■ Given problem
Copy out, from the entries below, each line holding the string "focused".

[Data records]
☆ ☆ ☆ ☆ ☆ ☆ ☆
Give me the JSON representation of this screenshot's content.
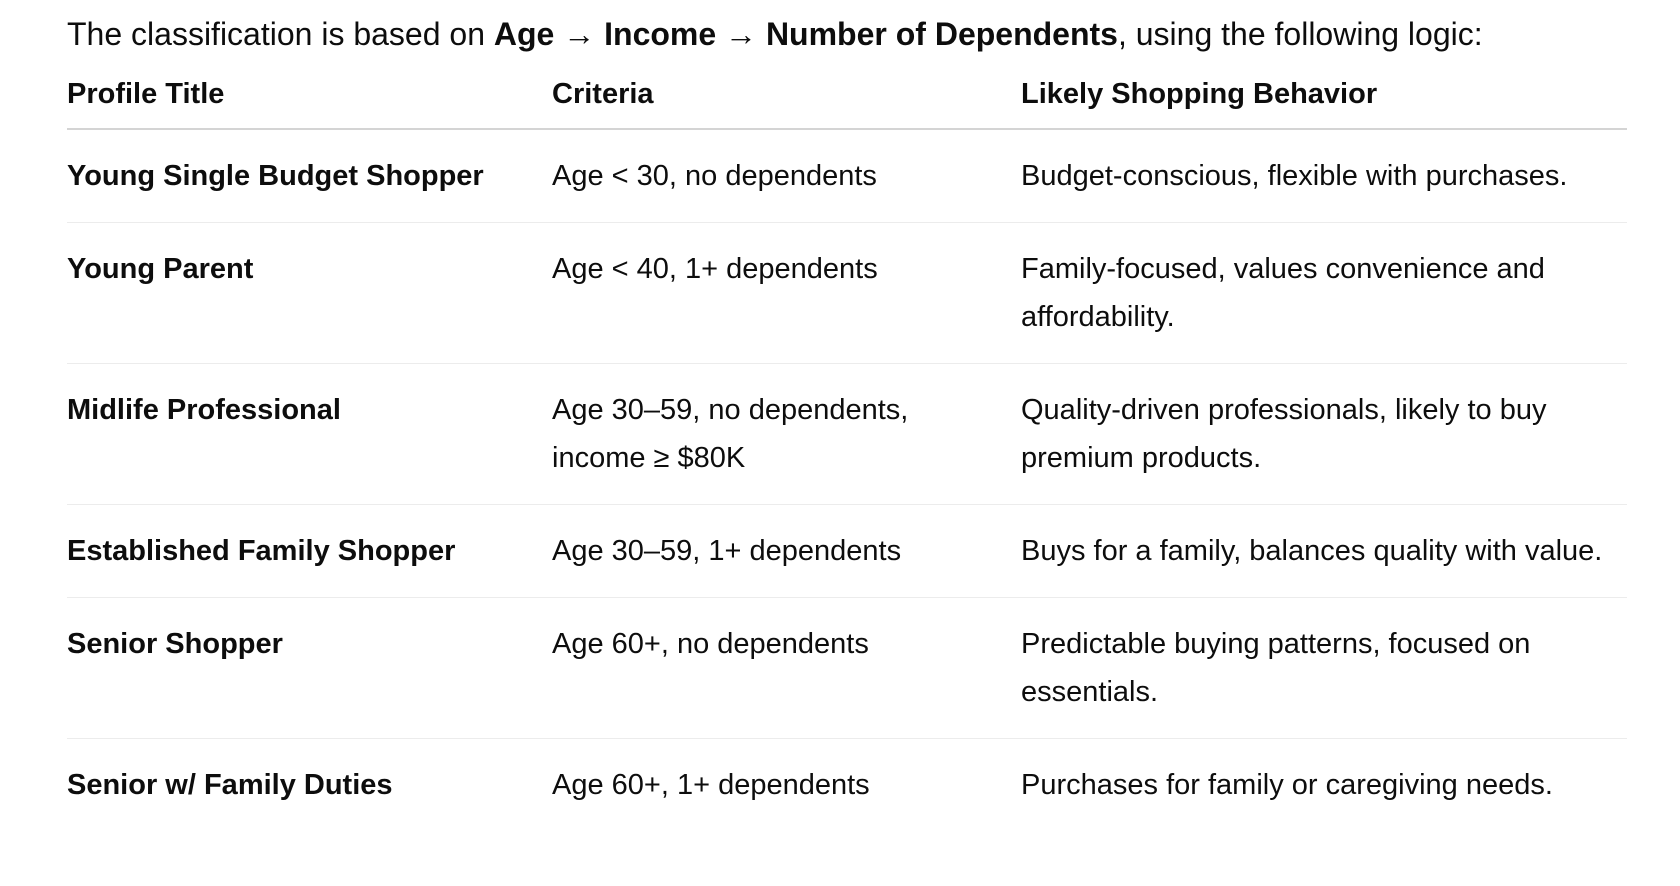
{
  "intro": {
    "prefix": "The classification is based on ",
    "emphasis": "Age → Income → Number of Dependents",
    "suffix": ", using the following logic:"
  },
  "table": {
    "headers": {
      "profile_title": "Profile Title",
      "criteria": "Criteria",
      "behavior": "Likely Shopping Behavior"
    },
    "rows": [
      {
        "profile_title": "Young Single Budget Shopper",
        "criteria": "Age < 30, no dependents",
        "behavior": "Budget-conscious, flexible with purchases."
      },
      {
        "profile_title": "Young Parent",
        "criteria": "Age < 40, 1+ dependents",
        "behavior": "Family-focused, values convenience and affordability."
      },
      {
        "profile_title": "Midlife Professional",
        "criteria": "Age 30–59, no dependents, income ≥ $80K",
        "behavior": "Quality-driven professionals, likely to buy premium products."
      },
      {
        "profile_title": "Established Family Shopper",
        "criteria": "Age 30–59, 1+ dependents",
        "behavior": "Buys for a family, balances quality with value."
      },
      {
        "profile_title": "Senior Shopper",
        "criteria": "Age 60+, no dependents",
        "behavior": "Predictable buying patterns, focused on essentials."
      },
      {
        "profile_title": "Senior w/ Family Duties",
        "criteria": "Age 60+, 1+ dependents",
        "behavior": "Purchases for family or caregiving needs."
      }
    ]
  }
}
☆ ☆ ☆ ☆ ☆ ☆ ☆
■ Answer for this exercise
        "behavior": "Family-focused, values convenience and affordability."
        "behavior": "Predictable buying patterns, focused on essentials."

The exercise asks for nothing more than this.